Work to do:
Print every entry exactly as written.

Recorded information:
______

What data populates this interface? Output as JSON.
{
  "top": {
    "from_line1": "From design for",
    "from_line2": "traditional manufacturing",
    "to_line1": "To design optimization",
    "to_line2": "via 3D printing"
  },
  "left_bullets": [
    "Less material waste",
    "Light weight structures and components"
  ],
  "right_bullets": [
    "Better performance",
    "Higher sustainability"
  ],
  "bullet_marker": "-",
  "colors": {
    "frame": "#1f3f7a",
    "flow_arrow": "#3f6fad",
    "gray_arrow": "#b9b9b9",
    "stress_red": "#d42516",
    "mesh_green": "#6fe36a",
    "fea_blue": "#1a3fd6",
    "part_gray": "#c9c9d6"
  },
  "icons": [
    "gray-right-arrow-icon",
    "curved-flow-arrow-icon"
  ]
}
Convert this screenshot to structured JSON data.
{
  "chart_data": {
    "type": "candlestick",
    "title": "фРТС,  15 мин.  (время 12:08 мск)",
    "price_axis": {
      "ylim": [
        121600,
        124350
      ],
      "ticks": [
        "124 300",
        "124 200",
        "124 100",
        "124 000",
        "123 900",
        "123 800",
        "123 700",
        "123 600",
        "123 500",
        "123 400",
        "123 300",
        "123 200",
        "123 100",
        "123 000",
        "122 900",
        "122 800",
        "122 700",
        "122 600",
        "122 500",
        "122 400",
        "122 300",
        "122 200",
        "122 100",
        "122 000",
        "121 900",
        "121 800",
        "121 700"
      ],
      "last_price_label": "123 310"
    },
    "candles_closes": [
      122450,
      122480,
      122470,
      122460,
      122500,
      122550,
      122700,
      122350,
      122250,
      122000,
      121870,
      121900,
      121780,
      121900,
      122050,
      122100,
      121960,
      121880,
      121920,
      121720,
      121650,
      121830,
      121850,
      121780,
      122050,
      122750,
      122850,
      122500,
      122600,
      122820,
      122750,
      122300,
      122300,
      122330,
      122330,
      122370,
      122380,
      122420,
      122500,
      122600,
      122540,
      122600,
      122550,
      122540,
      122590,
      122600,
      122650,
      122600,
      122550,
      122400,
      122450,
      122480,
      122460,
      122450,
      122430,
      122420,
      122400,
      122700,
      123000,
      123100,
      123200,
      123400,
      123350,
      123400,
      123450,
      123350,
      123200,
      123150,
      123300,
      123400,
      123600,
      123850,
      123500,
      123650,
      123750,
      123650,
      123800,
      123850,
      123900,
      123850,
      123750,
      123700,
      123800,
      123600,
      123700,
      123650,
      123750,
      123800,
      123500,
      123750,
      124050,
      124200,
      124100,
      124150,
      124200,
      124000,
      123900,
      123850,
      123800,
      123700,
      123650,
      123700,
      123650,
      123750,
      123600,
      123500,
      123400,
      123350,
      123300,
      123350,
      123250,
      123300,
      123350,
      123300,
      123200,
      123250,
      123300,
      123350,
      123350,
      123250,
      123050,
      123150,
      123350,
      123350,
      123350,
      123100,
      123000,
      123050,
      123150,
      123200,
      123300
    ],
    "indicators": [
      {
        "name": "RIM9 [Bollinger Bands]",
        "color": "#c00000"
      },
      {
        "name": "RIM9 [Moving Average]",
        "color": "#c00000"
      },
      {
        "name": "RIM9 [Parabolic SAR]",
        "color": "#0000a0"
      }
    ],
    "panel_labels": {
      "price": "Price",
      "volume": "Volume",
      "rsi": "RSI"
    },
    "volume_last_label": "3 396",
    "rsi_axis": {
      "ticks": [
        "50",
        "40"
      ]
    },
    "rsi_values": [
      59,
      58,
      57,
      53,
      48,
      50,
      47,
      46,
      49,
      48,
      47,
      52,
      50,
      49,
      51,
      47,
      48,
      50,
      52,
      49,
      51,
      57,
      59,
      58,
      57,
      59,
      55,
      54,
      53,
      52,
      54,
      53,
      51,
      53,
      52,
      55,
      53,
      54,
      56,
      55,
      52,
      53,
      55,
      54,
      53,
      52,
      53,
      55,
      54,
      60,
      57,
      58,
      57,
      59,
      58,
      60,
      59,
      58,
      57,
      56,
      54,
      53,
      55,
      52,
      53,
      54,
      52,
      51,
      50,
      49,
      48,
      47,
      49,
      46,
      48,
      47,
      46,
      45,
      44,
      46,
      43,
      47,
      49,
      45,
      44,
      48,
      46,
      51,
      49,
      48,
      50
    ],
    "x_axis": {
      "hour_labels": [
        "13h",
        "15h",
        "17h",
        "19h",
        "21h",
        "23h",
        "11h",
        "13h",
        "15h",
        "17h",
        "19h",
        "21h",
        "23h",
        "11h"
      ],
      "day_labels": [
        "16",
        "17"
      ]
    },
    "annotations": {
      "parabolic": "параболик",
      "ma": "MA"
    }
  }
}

______

Expected answer:
What data populates this interface? Output as JSON.
{
  "top": {
    "from_line1": "From design for",
    "from_line2": "traditional manufacturing",
    "to_line1": "To design optimization",
    "to_line2": "via 3D printing"
  },
  "left_bullets": [
    "Less material waste",
    "Light weight structures and components"
  ],
  "right_bullets": [
    "Better performance",
    "Higher sustainability"
  ],
  "bullet_marker": "-",
  "colors": {
    "frame": "#1f3f7a",
    "flow_arrow": "#3f6fad",
    "gray_arrow": "#b9b9b9",
    "stress_red": "#d42516",
    "mesh_green": "#6fe36a",
    "fea_blue": "#1a3fd6",
    "part_gray": "#c9c9d6"
  },
  "icons": [
    "gray-right-arrow-icon",
    "curved-flow-arrow-icon"
  ]
}
Convert this screenshot to structured JSON data.
{
  "chart_data": {
    "type": "candlestick",
    "title": "фРТС,  15 мин.  (время 12:08 мск)",
    "price_axis": {
      "ylim": [
        121600,
        124350
      ],
      "ticks": [
        "124 300",
        "124 200",
        "124 100",
        "124 000",
        "123 900",
        "123 800",
        "123 700",
        "123 600",
        "123 500",
        "123 400",
        "123 300",
        "123 200",
        "123 100",
        "123 000",
        "122 900",
        "122 800",
        "122 700",
        "122 600",
        "122 500",
        "122 400",
        "122 300",
        "122 200",
        "122 100",
        "122 000",
        "121 900",
        "121 800",
        "121 700"
      ],
      "last_price_label": "123 310"
    },
    "candles_closes": [
      122450,
      122480,
      122470,
      122460,
      122500,
      122550,
      122700,
      122350,
      122250,
      122000,
      121870,
      121900,
      121780,
      121900,
      122050,
      122100,
      121960,
      121880,
      121920,
      121720,
      121650,
      121830,
      121850,
      121780,
      122050,
      122750,
      122850,
      122500,
      122600,
      122820,
      122750,
      122300,
      122300,
      122330,
      122330,
      122370,
      122380,
      122420,
      122500,
      122600,
      122540,
      122600,
      122550,
      122540,
      122590,
      122600,
      122650,
      122600,
      122550,
      122400,
      122450,
      122480,
      122460,
      122450,
      122430,
      122420,
      122400,
      122700,
      123000,
      123100,
      123200,
      123400,
      123350,
      123400,
      123450,
      123350,
      123200,
      123150,
      123300,
      123400,
      123600,
      123850,
      123500,
      123650,
      123750,
      123650,
      123800,
      123850,
      123900,
      123850,
      123750,
      123700,
      123800,
      123600,
      123700,
      123650,
      123750,
      123800,
      123500,
      123750,
      124050,
      124200,
      124100,
      124150,
      124200,
      124000,
      123900,
      123850,
      123800,
      123700,
      123650,
      123700,
      123650,
      123750,
      123600,
      123500,
      123400,
      123350,
      123300,
      123350,
      123250,
      123300,
      123350,
      123300,
      123200,
      123250,
      123300,
      123350,
      123350,
      123250,
      123050,
      123150,
      123350,
      123350,
      123350,
      123100,
      123000,
      123050,
      123150,
      123200,
      123300
    ],
    "indicators": [
      {
        "name": "RIM9 [Bollinger Bands]",
        "color": "#c00000"
      },
      {
        "name": "RIM9 [Moving Average]",
        "color": "#c00000"
      },
      {
        "name": "RIM9 [Parabolic SAR]",
        "color": "#0000a0"
      }
    ],
    "panel_labels": {
      "price": "Price",
      "volume": "Volume",
      "rsi": "RSI"
    },
    "volume_last_label": "3 396",
    "rsi_axis": {
      "ticks": [
        "50",
        "40"
      ]
    },
    "rsi_values": [
      59,
      58,
      57,
      53,
      48,
      50,
      47,
      46,
      49,
      48,
      47,
      52,
      50,
      49,
      51,
      47,
      48,
      50,
      52,
      49,
      51,
      57,
      59,
      58,
      57,
      59,
      55,
      54,
      53,
      52,
      54,
      53,
      51,
      53,
      52,
      55,
      53,
      54,
      56,
      55,
      52,
      53,
      55,
      54,
      53,
      52,
      53,
      55,
      54,
      60,
      57,
      58,
      57,
      59,
      58,
      60,
      59,
      58,
      57,
      56,
      54,
      53,
      55,
      52,
      53,
      54,
      52,
      51,
      50,
      49,
      48,
      47,
      49,
      46,
      48,
      47,
      46,
      45,
      44,
      46,
      43,
      47,
      49,
      45,
      44,
      48,
      46,
      51,
      49,
      48,
      50
    ],
    "x_axis": {
      "hour_labels": [
        "13h",
        "15h",
        "17h",
        "19h",
        "21h",
        "23h",
        "11h",
        "13h",
        "15h",
        "17h",
        "19h",
        "21h",
        "23h",
        "11h"
      ],
      "day_labels": [
        "16",
        "17"
      ]
    },
    "annotations": {
      "parabolic": "параболик",
      "ma": "MA"
    }
  }
}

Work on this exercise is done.